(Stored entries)
▬▬▬▬▬▬▬▬▬▬

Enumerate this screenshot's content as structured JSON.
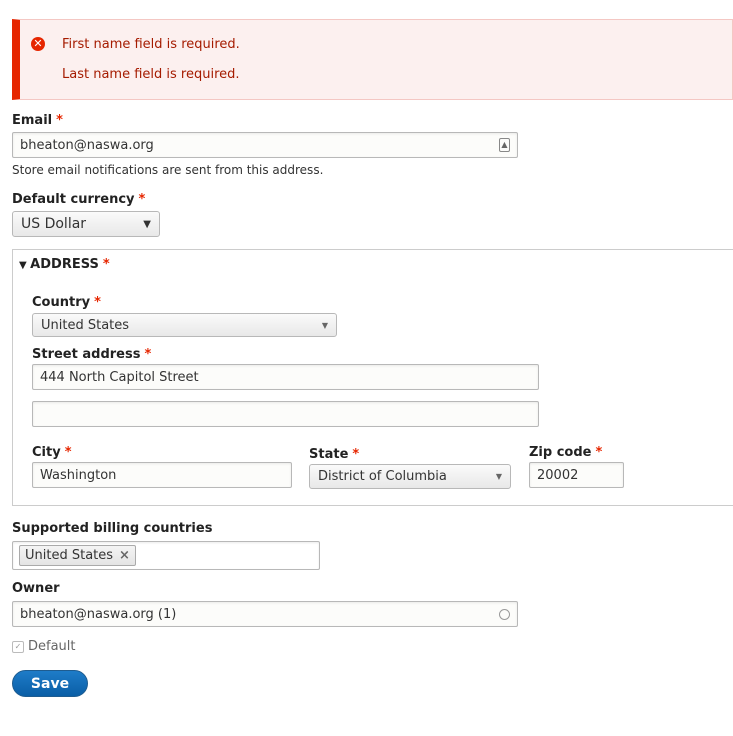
{
  "errors": [
    "First name field is required.",
    "Last name field is required."
  ],
  "email": {
    "label": "Email",
    "required": "*",
    "value": "bheaton@naswa.org",
    "description": "Store email notifications are sent from this address."
  },
  "currency": {
    "label": "Default currency",
    "required": "*",
    "value": "US Dollar"
  },
  "address": {
    "legend": "ADDRESS",
    "required": "*",
    "country": {
      "label": "Country",
      "value": "United States"
    },
    "street": {
      "label": "Street address",
      "line1": "444 North Capitol Street",
      "line2": ""
    },
    "city": {
      "label": "City",
      "value": "Washington"
    },
    "state": {
      "label": "State",
      "value": "District of Columbia"
    },
    "zip": {
      "label": "Zip code",
      "value": "20002"
    }
  },
  "billing": {
    "label": "Supported billing countries",
    "tags": [
      "United States"
    ],
    "remove": "×"
  },
  "owner": {
    "label": "Owner",
    "value": "bheaton@naswa.org (1)"
  },
  "default": {
    "label": "Default",
    "checked": true
  },
  "save_label": "Save"
}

▬▬▬▬▬▬▬▬▬▬

Exercise objective:
Quote each entry above verbatim and drop the pictures.

Task answer:
Enumerate this screenshot's content as structured JSON.
{
  "errors": [
    "First name field is required.",
    "Last name field is required."
  ],
  "email": {
    "label": "Email",
    "required": "*",
    "value": "bheaton@naswa.org",
    "description": "Store email notifications are sent from this address."
  },
  "currency": {
    "label": "Default currency",
    "required": "*",
    "value": "US Dollar"
  },
  "address": {
    "legend": "ADDRESS",
    "required": "*",
    "country": {
      "label": "Country",
      "value": "United States"
    },
    "street": {
      "label": "Street address",
      "line1": "444 North Capitol Street",
      "line2": ""
    },
    "city": {
      "label": "City",
      "value": "Washington"
    },
    "state": {
      "label": "State",
      "value": "District of Columbia"
    },
    "zip": {
      "label": "Zip code",
      "value": "20002"
    }
  },
  "billing": {
    "label": "Supported billing countries",
    "tags": [
      "United States"
    ],
    "remove": "×"
  },
  "owner": {
    "label": "Owner",
    "value": "bheaton@naswa.org (1)"
  },
  "default": {
    "label": "Default",
    "checked": true
  },
  "save_label": "Save"
}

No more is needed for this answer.